- Request -
Please output every line of the material as it stands, without the pictures.

Begin Material

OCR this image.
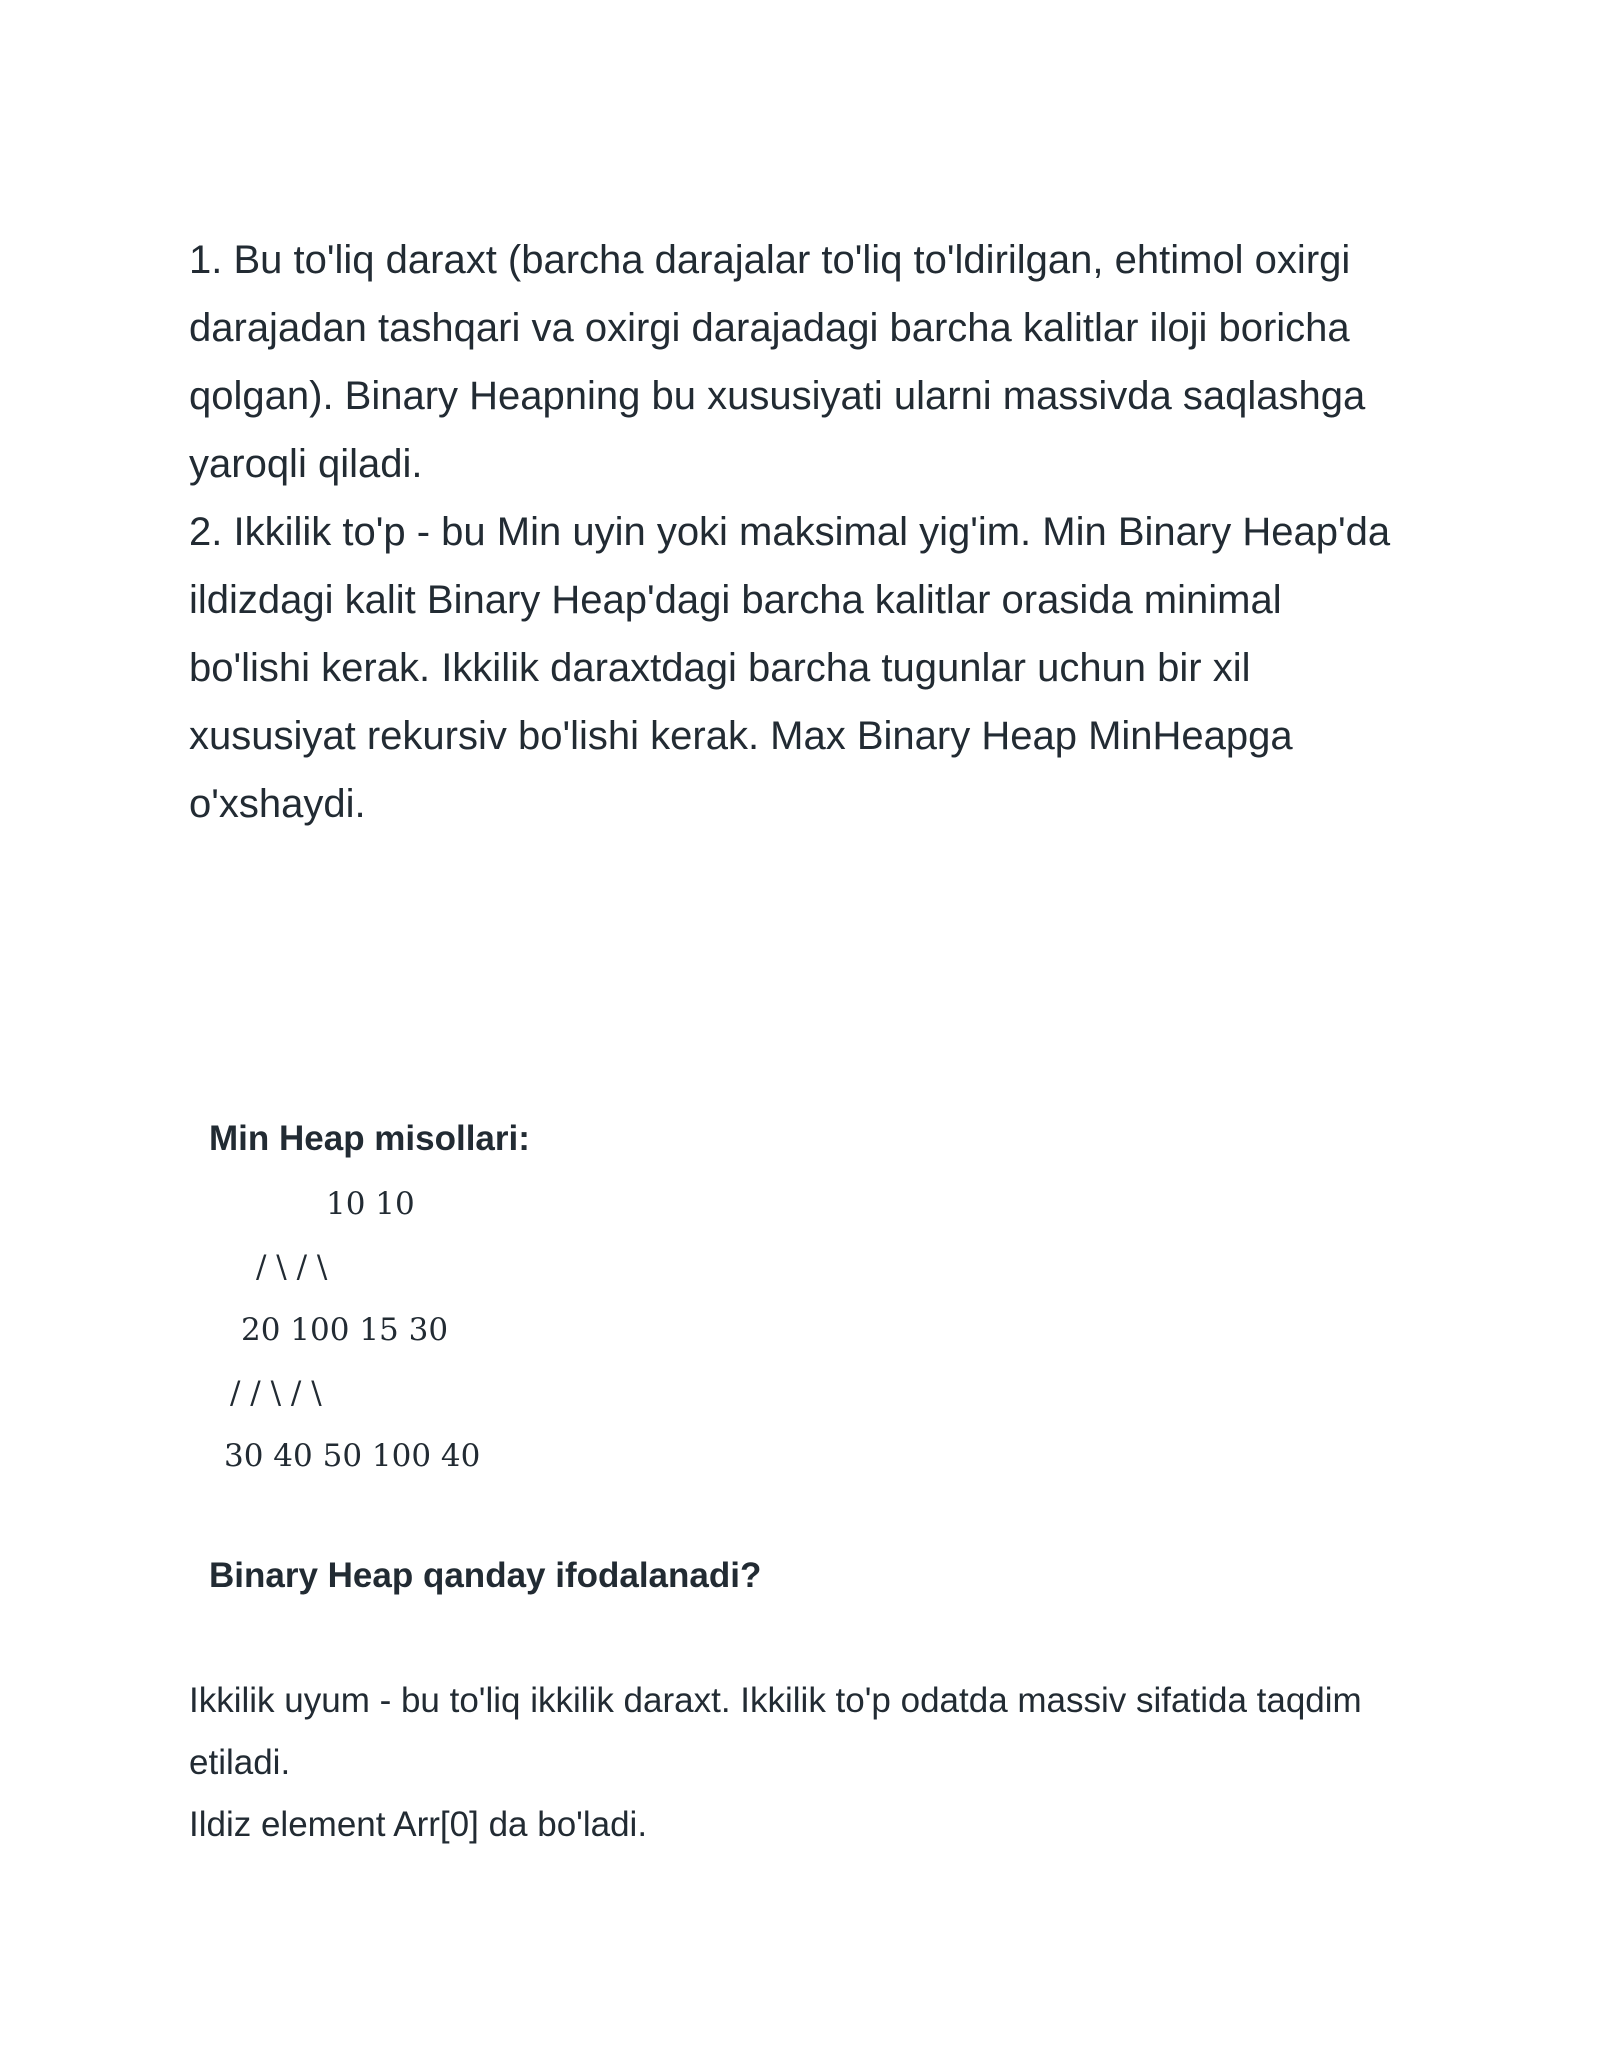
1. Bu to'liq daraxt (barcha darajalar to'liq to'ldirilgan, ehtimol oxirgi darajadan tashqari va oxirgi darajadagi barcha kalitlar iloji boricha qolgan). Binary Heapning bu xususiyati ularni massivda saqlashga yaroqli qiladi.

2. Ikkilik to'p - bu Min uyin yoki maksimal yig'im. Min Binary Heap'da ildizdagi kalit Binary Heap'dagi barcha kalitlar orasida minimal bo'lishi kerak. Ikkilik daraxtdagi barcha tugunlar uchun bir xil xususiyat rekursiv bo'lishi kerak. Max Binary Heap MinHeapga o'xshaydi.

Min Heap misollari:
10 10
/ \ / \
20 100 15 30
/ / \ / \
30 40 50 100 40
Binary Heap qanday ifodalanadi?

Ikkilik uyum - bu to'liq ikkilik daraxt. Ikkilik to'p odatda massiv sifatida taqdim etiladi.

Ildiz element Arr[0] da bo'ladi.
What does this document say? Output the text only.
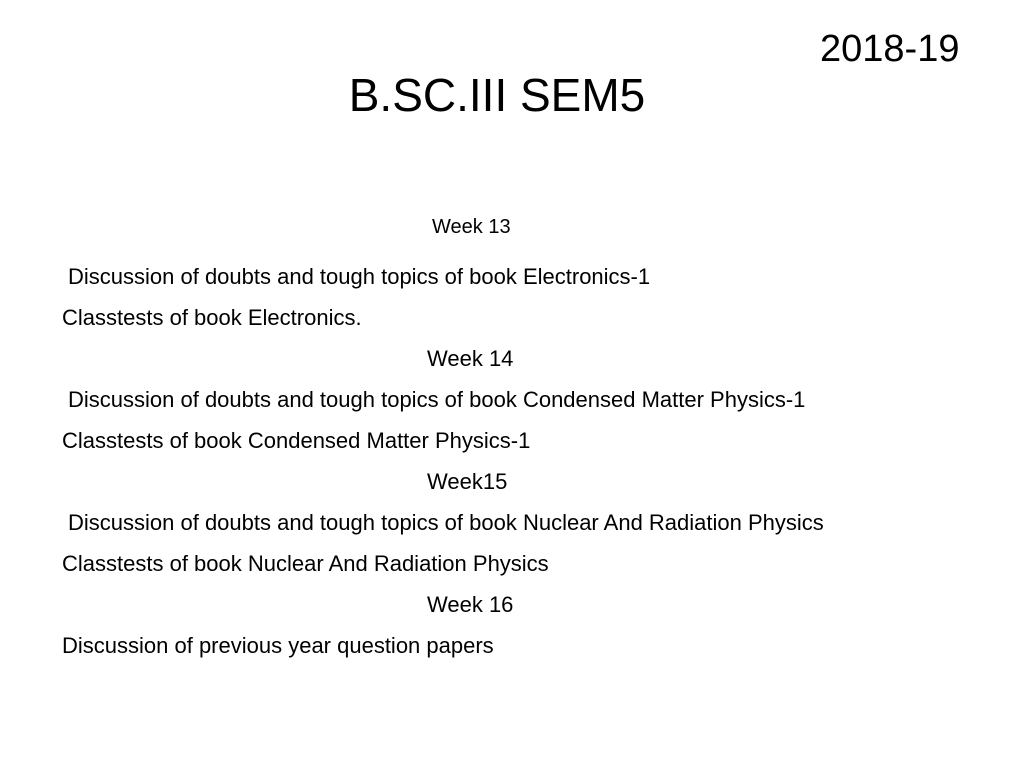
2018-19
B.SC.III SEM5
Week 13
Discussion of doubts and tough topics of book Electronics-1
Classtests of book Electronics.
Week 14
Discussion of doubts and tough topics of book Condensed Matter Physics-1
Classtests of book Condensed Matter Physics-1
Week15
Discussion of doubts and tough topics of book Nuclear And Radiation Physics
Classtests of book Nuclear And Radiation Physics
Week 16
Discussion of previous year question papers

End Material

- Exercise answer -
OCR this image.
1. Bu to'liq daraxt (barcha darajalar to'liq to'ldirilgan, ehtimol oxirgi darajadan tashqari va oxirgi darajadagi barcha kalitlar iloji boricha qolgan). Binary Heapning bu xususiyati ularni massivda saqlashga yaroqli qiladi.

2. Ikkilik to'p - bu Min uyin yoki maksimal yig'im. Min Binary Heap'da ildizdagi kalit Binary Heap'dagi barcha kalitlar orasida minimal bo'lishi kerak. Ikkilik daraxtdagi barcha tugunlar uchun bir xil xususiyat rekursiv bo'lishi kerak. Max Binary Heap MinHeapga o'xshaydi.

Min Heap misollari:
10 10
/ \ / \
20 100 15 30
/ / \ / \
30 40 50 100 40
Binary Heap qanday ifodalanadi?

Ikkilik uyum - bu to'liq ikkilik daraxt. Ikkilik to'p odatda massiv sifatida taqdim etiladi.

Ildiz element Arr[0] da bo'ladi.
What does this document say? Output the text only.
2018-19
B.SC.III SEM5
Week 13
Discussion of doubts and tough topics of book Electronics-1
Classtests of book Electronics.
Week 14
Discussion of doubts and tough topics of book Condensed Matter Physics-1
Classtests of book Condensed Matter Physics-1
Week15
Discussion of doubts and tough topics of book Nuclear And Radiation Physics
Classtests of book Nuclear And Radiation Physics
Week 16
Discussion of previous year question papers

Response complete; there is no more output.